_Instructions for the task_
Leave out any pictures and transcribe all other data below exactly.

_Source material_
|---|
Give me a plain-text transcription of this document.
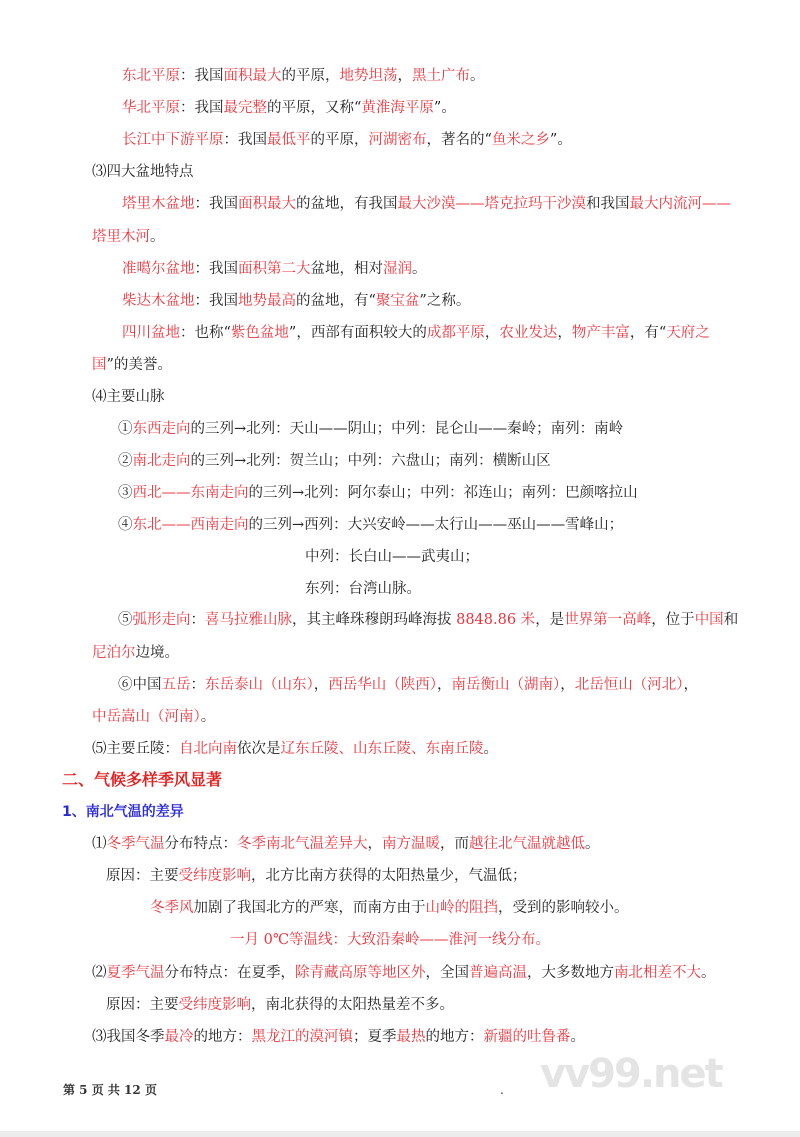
vv99.net
东北平原：我国面积最大的平原，地势坦荡，黑土广布。
华北平原：我国最完整的平原，又称“黄淮海平原”。
长江中下游平原：我国最低平的平原，河湖密布，著名的“鱼米之乡”。
⑶四大盆地特点
塔里木盆地：我国面积最大的盆地，有我国最大沙漠——塔克拉玛干沙漠和我国最大内流河——
塔里木河。
准噶尔盆地：我国面积第二大盆地，相对湿润。
柴达木盆地：我国地势最高的盆地，有“聚宝盆”之称。
四川盆地：也称“紫色盆地”，西部有面积较大的成都平原，农业发达，物产丰富，有“天府之
国”的美誉。
⑷主要山脉
①东西走向的三列→北列：天山——阴山；中列：昆仑山——秦岭；南列：南岭
②南北走向的三列→北列：贺兰山；中列：六盘山；南列：横断山区
③西北——东南走向的三列→北列：阿尔泰山；中列：祁连山；南列：巴颜喀拉山
④东北——西南走向的三列→西列：大兴安岭——太行山——巫山——雪峰山；
中列：长白山——武夷山；
东列：台湾山脉。
⑤弧形走向：喜马拉雅山脉，其主峰珠穆朗玛峰海拔 8848.86 米，是世界第一高峰，位于中国和
尼泊尔边境。
⑥中国五岳：东岳泰山（山东），西岳华山（陕西），南岳衡山（湖南），北岳恒山（河北），
中岳嵩山（河南）。
⑸主要丘陵：自北向南依次是辽东丘陵、山东丘陵、东南丘陵。
二、气候多样季风显著
1、南北气温的差异
⑴冬季气温分布特点：冬季南北气温差异大，南方温暖，而越往北气温就越低。
原因：主要受纬度影响，北方比南方获得的太阳热量少，气温低；
冬季风加剧了我国北方的严寒，而南方由于山岭的阻挡，受到的影响较小。
一月 0℃等温线：大致沿秦岭——淮河一线分布。
⑵夏季气温分布特点：在夏季，除青藏高原等地区外，全国普遍高温，大多数地方南北相差不大。
原因：主要受纬度影响，南北获得的太阳热量差不多。
⑶我国冬季最冷的地方：黑龙江的漠河镇；夏季最热的地方：新疆的吐鲁番。
第 5 页 共 12 页	.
|---|
_Full solution_
Give me a plain-text transcription of this document.
vv99.net
东北平原：我国面积最大的平原，地势坦荡，黑土广布。
华北平原：我国最完整的平原，又称“黄淮海平原”。
长江中下游平原：我国最低平的平原，河湖密布，著名的“鱼米之乡”。
⑶四大盆地特点
塔里木盆地：我国面积最大的盆地，有我国最大沙漠——塔克拉玛干沙漠和我国最大内流河——
塔里木河。
准噶尔盆地：我国面积第二大盆地，相对湿润。
柴达木盆地：我国地势最高的盆地，有“聚宝盆”之称。
四川盆地：也称“紫色盆地”，西部有面积较大的成都平原，农业发达，物产丰富，有“天府之
国”的美誉。
⑷主要山脉
①东西走向的三列→北列：天山——阴山；中列：昆仑山——秦岭；南列：南岭
②南北走向的三列→北列：贺兰山；中列：六盘山；南列：横断山区
③西北——东南走向的三列→北列：阿尔泰山；中列：祁连山；南列：巴颜喀拉山
④东北——西南走向的三列→西列：大兴安岭——太行山——巫山——雪峰山；
中列：长白山——武夷山；
东列：台湾山脉。
⑤弧形走向：喜马拉雅山脉，其主峰珠穆朗玛峰海拔 8848.86 米，是世界第一高峰，位于中国和
尼泊尔边境。
⑥中国五岳：东岳泰山（山东），西岳华山（陕西），南岳衡山（湖南），北岳恒山（河北），
中岳嵩山（河南）。
⑸主要丘陵：自北向南依次是辽东丘陵、山东丘陵、东南丘陵。
二、气候多样季风显著
1、南北气温的差异
⑴冬季气温分布特点：冬季南北气温差异大，南方温暖，而越往北气温就越低。
原因：主要受纬度影响，北方比南方获得的太阳热量少，气温低；
冬季风加剧了我国北方的严寒，而南方由于山岭的阻挡，受到的影响较小。
一月 0℃等温线：大致沿秦岭——淮河一线分布。
⑵夏季气温分布特点：在夏季，除青藏高原等地区外，全国普遍高温，大多数地方南北相差不大。
原因：主要受纬度影响，南北获得的太阳热量差不多。
⑶我国冬季最冷的地方：黑龙江的漠河镇；夏季最热的地方：新疆的吐鲁番。
第 5 页 共 12 页	.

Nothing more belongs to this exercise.